[Stored data]
*****

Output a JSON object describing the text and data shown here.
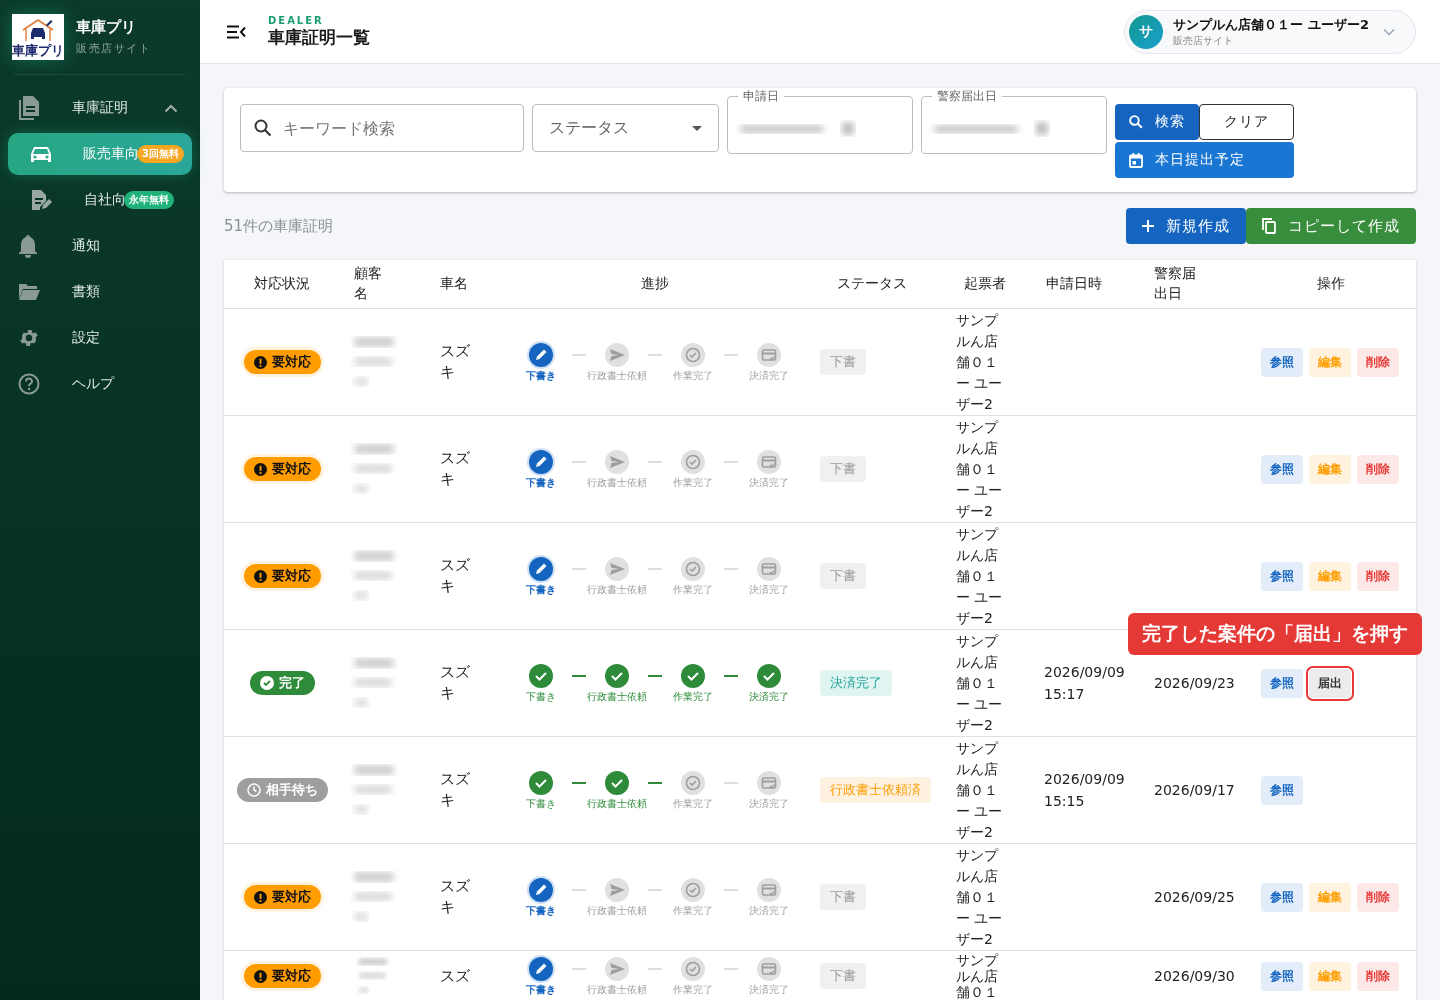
{
  "sidebar": {
    "logo_text": "車庫プリ",
    "app_name": "車庫プリ",
    "subtitle": "販売店サイト",
    "items": [
      {
        "label": "車庫証明",
        "kind": "document",
        "expanded": true,
        "selected": false,
        "children": [
          {
            "label": "販売車向",
            "kind": "car",
            "badge": "3回無料",
            "color": "#f5a623",
            "selected": true
          },
          {
            "label": "自社向",
            "kind": "edit-doc",
            "badge": "永年無料",
            "color": "#1fb37a",
            "selected": false
          }
        ]
      },
      {
        "label": "通知",
        "kind": "bell",
        "selected": false
      },
      {
        "label": "書類",
        "kind": "folder",
        "selected": false
      },
      {
        "label": "設定",
        "kind": "gear",
        "selected": false
      },
      {
        "label": "ヘルプ",
        "kind": "help",
        "selected": false
      }
    ]
  },
  "header": {
    "eyebrow": "DEALER",
    "title": "車庫証明一覧",
    "user": {
      "avatar": "サ",
      "name": "サンプルん店舗０１ー ユーザー2",
      "role": "販売店サイト"
    }
  },
  "filters": {
    "search_placeholder": "キーワード検索",
    "status_placeholder": "ステータス",
    "date_fields": [
      {
        "label": "申請日"
      },
      {
        "label": "警察届出日"
      }
    ],
    "search_button": "検索",
    "clear_button": "クリア",
    "today_button": "本日提出予定"
  },
  "count": "51件の車庫証明",
  "new_button": "新規作成",
  "copy_button": "コピーして作成",
  "table": {
    "columns": [
      "対応状況",
      "顧客名",
      "車名",
      "進捗",
      "ステータス",
      "起票者",
      "申請日時",
      "警察届出日",
      "操作"
    ],
    "rows": [
      {
        "response": {
          "label": "要対応",
          "kind": "action"
        },
        "car": "スズキ",
        "steps": [
          {
            "label": "下書き",
            "done": false,
            "current": true
          },
          {
            "label": "行政書士依頼",
            "done": false,
            "current": false
          },
          {
            "label": "作業完了",
            "done": false,
            "current": false
          },
          {
            "label": "決済完了",
            "done": false,
            "current": false
          }
        ],
        "status": {
          "label": "下書",
          "kind": "draft"
        },
        "creator": "サンプルん店舗０１ー ユーザー2",
        "actions": [
          {
            "label": "参照",
            "kind": "view",
            "highlighted": false
          },
          {
            "label": "編集",
            "kind": "edit",
            "highlighted": false
          },
          {
            "label": "削除",
            "kind": "delete",
            "highlighted": false
          }
        ]
      },
      {
        "response": {
          "label": "要対応",
          "kind": "action"
        },
        "car": "スズキ",
        "steps": [
          {
            "label": "下書き",
            "done": false,
            "current": true
          },
          {
            "label": "行政書士依頼",
            "done": false,
            "current": false
          },
          {
            "label": "作業完了",
            "done": false,
            "current": false
          },
          {
            "label": "決済完了",
            "done": false,
            "current": false
          }
        ],
        "status": {
          "label": "下書",
          "kind": "draft"
        },
        "creator": "サンプルん店舗０１ー ユーザー2",
        "actions": [
          {
            "label": "参照",
            "kind": "view",
            "highlighted": false
          },
          {
            "label": "編集",
            "kind": "edit",
            "highlighted": false
          },
          {
            "label": "削除",
            "kind": "delete",
            "highlighted": false
          }
        ]
      },
      {
        "response": {
          "label": "要対応",
          "kind": "action"
        },
        "car": "スズキ",
        "steps": [
          {
            "label": "下書き",
            "done": false,
            "current": true
          },
          {
            "label": "行政書士依頼",
            "done": false,
            "current": false
          },
          {
            "label": "作業完了",
            "done": false,
            "current": false
          },
          {
            "label": "決済完了",
            "done": false,
            "current": false
          }
        ],
        "status": {
          "label": "下書",
          "kind": "draft"
        },
        "creator": "サンプルん店舗０１ー ユーザー2",
        "actions": [
          {
            "label": "参照",
            "kind": "view",
            "highlighted": false
          },
          {
            "label": "編集",
            "kind": "edit",
            "highlighted": false
          },
          {
            "label": "削除",
            "kind": "delete",
            "highlighted": false
          }
        ]
      },
      {
        "response": {
          "label": "完了",
          "kind": "done"
        },
        "car": "スズキ",
        "steps": [
          {
            "label": "下書き",
            "done": true,
            "current": false
          },
          {
            "label": "行政書士依頼",
            "done": true,
            "current": false
          },
          {
            "label": "作業完了",
            "done": true,
            "current": false
          },
          {
            "label": "決済完了",
            "done": true,
            "current": false
          }
        ],
        "status": {
          "label": "決済完了",
          "kind": "settled"
        },
        "creator": "サンプルん店舗０１ー ユーザー2",
        "applied": "2026/09/09 15:17",
        "police_date": "2026/09/23",
        "actions": [
          {
            "label": "参照",
            "kind": "view",
            "highlighted": false
          },
          {
            "label": "届出",
            "kind": "file",
            "highlighted": true
          }
        ]
      },
      {
        "response": {
          "label": "相手待ち",
          "kind": "waiting"
        },
        "car": "スズキ",
        "steps": [
          {
            "label": "下書き",
            "done": true,
            "current": false
          },
          {
            "label": "行政書士依頼",
            "done": true,
            "current": false
          },
          {
            "label": "作業完了",
            "done": false,
            "current": false
          },
          {
            "label": "決済完了",
            "done": false,
            "current": false
          }
        ],
        "status": {
          "label": "行政書士依頼済",
          "kind": "requested"
        },
        "creator": "サンプルん店舗０１ー ユーザー2",
        "applied": "2026/09/09 15:15",
        "police_date": "2026/09/17",
        "actions": [
          {
            "label": "参照",
            "kind": "view",
            "highlighted": false
          }
        ]
      },
      {
        "response": {
          "label": "要対応",
          "kind": "action"
        },
        "car": "スズキ",
        "steps": [
          {
            "label": "下書き",
            "done": false,
            "current": true
          },
          {
            "label": "行政書士依頼",
            "done": false,
            "current": false
          },
          {
            "label": "作業完了",
            "done": false,
            "current": false
          },
          {
            "label": "決済完了",
            "done": false,
            "current": false
          }
        ],
        "status": {
          "label": "下書",
          "kind": "draft"
        },
        "creator": "サンプルん店舗０１ー ユーザー2",
        "police_date": "2026/09/25",
        "actions": [
          {
            "label": "参照",
            "kind": "view",
            "highlighted": false
          },
          {
            "label": "編集",
            "kind": "edit",
            "highlighted": false
          },
          {
            "label": "削除",
            "kind": "delete",
            "highlighted": false
          }
        ]
      },
      {
        "response": {
          "label": "要対応",
          "kind": "action"
        },
        "car": "スズ",
        "steps": [
          {
            "label": "下書き",
            "done": false,
            "current": true
          },
          {
            "label": "行政書士依頼",
            "done": false,
            "current": false
          },
          {
            "label": "作業完了",
            "done": false,
            "current": false
          },
          {
            "label": "決済完了",
            "done": false,
            "current": false
          }
        ],
        "status": {
          "label": "下書",
          "kind": "draft"
        },
        "creator": "サンプルん店舗０１",
        "police_date": "2026/09/30",
        "actions": [
          {
            "label": "参照",
            "kind": "view",
            "highlighted": false
          },
          {
            "label": "編集",
            "kind": "edit",
            "highlighted": false
          },
          {
            "label": "削除",
            "kind": "delete",
            "highlighted": false
          }
        ]
      }
    ]
  },
  "callout": "完了した案件の「届出」を押す"
}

*****

* _What to produce_:
Reproduce every line exactly and omit all pictures.

* _The answer_:
Output a JSON object describing the text and data shown here.
{
  "sidebar": {
    "logo_text": "車庫プリ",
    "app_name": "車庫プリ",
    "subtitle": "販売店サイト",
    "items": [
      {
        "label": "車庫証明",
        "kind": "document",
        "expanded": true,
        "selected": false,
        "children": [
          {
            "label": "販売車向",
            "kind": "car",
            "badge": "3回無料",
            "color": "#f5a623",
            "selected": true
          },
          {
            "label": "自社向",
            "kind": "edit-doc",
            "badge": "永年無料",
            "color": "#1fb37a",
            "selected": false
          }
        ]
      },
      {
        "label": "通知",
        "kind": "bell",
        "selected": false
      },
      {
        "label": "書類",
        "kind": "folder",
        "selected": false
      },
      {
        "label": "設定",
        "kind": "gear",
        "selected": false
      },
      {
        "label": "ヘルプ",
        "kind": "help",
        "selected": false
      }
    ]
  },
  "header": {
    "eyebrow": "DEALER",
    "title": "車庫証明一覧",
    "user": {
      "avatar": "サ",
      "name": "サンプルん店舗０１ー ユーザー2",
      "role": "販売店サイト"
    }
  },
  "filters": {
    "search_placeholder": "キーワード検索",
    "status_placeholder": "ステータス",
    "date_fields": [
      {
        "label": "申請日"
      },
      {
        "label": "警察届出日"
      }
    ],
    "search_button": "検索",
    "clear_button": "クリア",
    "today_button": "本日提出予定"
  },
  "count": "51件の車庫証明",
  "new_button": "新規作成",
  "copy_button": "コピーして作成",
  "table": {
    "columns": [
      "対応状況",
      "顧客名",
      "車名",
      "進捗",
      "ステータス",
      "起票者",
      "申請日時",
      "警察届出日",
      "操作"
    ],
    "rows": [
      {
        "response": {
          "label": "要対応",
          "kind": "action"
        },
        "car": "スズキ",
        "steps": [
          {
            "label": "下書き",
            "done": false,
            "current": true
          },
          {
            "label": "行政書士依頼",
            "done": false,
            "current": false
          },
          {
            "label": "作業完了",
            "done": false,
            "current": false
          },
          {
            "label": "決済完了",
            "done": false,
            "current": false
          }
        ],
        "status": {
          "label": "下書",
          "kind": "draft"
        },
        "creator": "サンプルん店舗０１ー ユーザー2",
        "actions": [
          {
            "label": "参照",
            "kind": "view",
            "highlighted": false
          },
          {
            "label": "編集",
            "kind": "edit",
            "highlighted": false
          },
          {
            "label": "削除",
            "kind": "delete",
            "highlighted": false
          }
        ]
      },
      {
        "response": {
          "label": "要対応",
          "kind": "action"
        },
        "car": "スズキ",
        "steps": [
          {
            "label": "下書き",
            "done": false,
            "current": true
          },
          {
            "label": "行政書士依頼",
            "done": false,
            "current": false
          },
          {
            "label": "作業完了",
            "done": false,
            "current": false
          },
          {
            "label": "決済完了",
            "done": false,
            "current": false
          }
        ],
        "status": {
          "label": "下書",
          "kind": "draft"
        },
        "creator": "サンプルん店舗０１ー ユーザー2",
        "actions": [
          {
            "label": "参照",
            "kind": "view",
            "highlighted": false
          },
          {
            "label": "編集",
            "kind": "edit",
            "highlighted": false
          },
          {
            "label": "削除",
            "kind": "delete",
            "highlighted": false
          }
        ]
      },
      {
        "response": {
          "label": "要対応",
          "kind": "action"
        },
        "car": "スズキ",
        "steps": [
          {
            "label": "下書き",
            "done": false,
            "current": true
          },
          {
            "label": "行政書士依頼",
            "done": false,
            "current": false
          },
          {
            "label": "作業完了",
            "done": false,
            "current": false
          },
          {
            "label": "決済完了",
            "done": false,
            "current": false
          }
        ],
        "status": {
          "label": "下書",
          "kind": "draft"
        },
        "creator": "サンプルん店舗０１ー ユーザー2",
        "actions": [
          {
            "label": "参照",
            "kind": "view",
            "highlighted": false
          },
          {
            "label": "編集",
            "kind": "edit",
            "highlighted": false
          },
          {
            "label": "削除",
            "kind": "delete",
            "highlighted": false
          }
        ]
      },
      {
        "response": {
          "label": "完了",
          "kind": "done"
        },
        "car": "スズキ",
        "steps": [
          {
            "label": "下書き",
            "done": true,
            "current": false
          },
          {
            "label": "行政書士依頼",
            "done": true,
            "current": false
          },
          {
            "label": "作業完了",
            "done": true,
            "current": false
          },
          {
            "label": "決済完了",
            "done": true,
            "current": false
          }
        ],
        "status": {
          "label": "決済完了",
          "kind": "settled"
        },
        "creator": "サンプルん店舗０１ー ユーザー2",
        "applied": "2026/09/09 15:17",
        "police_date": "2026/09/23",
        "actions": [
          {
            "label": "参照",
            "kind": "view",
            "highlighted": false
          },
          {
            "label": "届出",
            "kind": "file",
            "highlighted": true
          }
        ]
      },
      {
        "response": {
          "label": "相手待ち",
          "kind": "waiting"
        },
        "car": "スズキ",
        "steps": [
          {
            "label": "下書き",
            "done": true,
            "current": false
          },
          {
            "label": "行政書士依頼",
            "done": true,
            "current": false
          },
          {
            "label": "作業完了",
            "done": false,
            "current": false
          },
          {
            "label": "決済完了",
            "done": false,
            "current": false
          }
        ],
        "status": {
          "label": "行政書士依頼済",
          "kind": "requested"
        },
        "creator": "サンプルん店舗０１ー ユーザー2",
        "applied": "2026/09/09 15:15",
        "police_date": "2026/09/17",
        "actions": [
          {
            "label": "参照",
            "kind": "view",
            "highlighted": false
          }
        ]
      },
      {
        "response": {
          "label": "要対応",
          "kind": "action"
        },
        "car": "スズキ",
        "steps": [
          {
            "label": "下書き",
            "done": false,
            "current": true
          },
          {
            "label": "行政書士依頼",
            "done": false,
            "current": false
          },
          {
            "label": "作業完了",
            "done": false,
            "current": false
          },
          {
            "label": "決済完了",
            "done": false,
            "current": false
          }
        ],
        "status": {
          "label": "下書",
          "kind": "draft"
        },
        "creator": "サンプルん店舗０１ー ユーザー2",
        "police_date": "2026/09/25",
        "actions": [
          {
            "label": "参照",
            "kind": "view",
            "highlighted": false
          },
          {
            "label": "編集",
            "kind": "edit",
            "highlighted": false
          },
          {
            "label": "削除",
            "kind": "delete",
            "highlighted": false
          }
        ]
      },
      {
        "response": {
          "label": "要対応",
          "kind": "action"
        },
        "car": "スズ",
        "steps": [
          {
            "label": "下書き",
            "done": false,
            "current": true
          },
          {
            "label": "行政書士依頼",
            "done": false,
            "current": false
          },
          {
            "label": "作業完了",
            "done": false,
            "current": false
          },
          {
            "label": "決済完了",
            "done": false,
            "current": false
          }
        ],
        "status": {
          "label": "下書",
          "kind": "draft"
        },
        "creator": "サンプルん店舗０１",
        "police_date": "2026/09/30",
        "actions": [
          {
            "label": "参照",
            "kind": "view",
            "highlighted": false
          },
          {
            "label": "編集",
            "kind": "edit",
            "highlighted": false
          },
          {
            "label": "削除",
            "kind": "delete",
            "highlighted": false
          }
        ]
      }
    ]
  },
  "callout": "完了した案件の「届出」を押す"
}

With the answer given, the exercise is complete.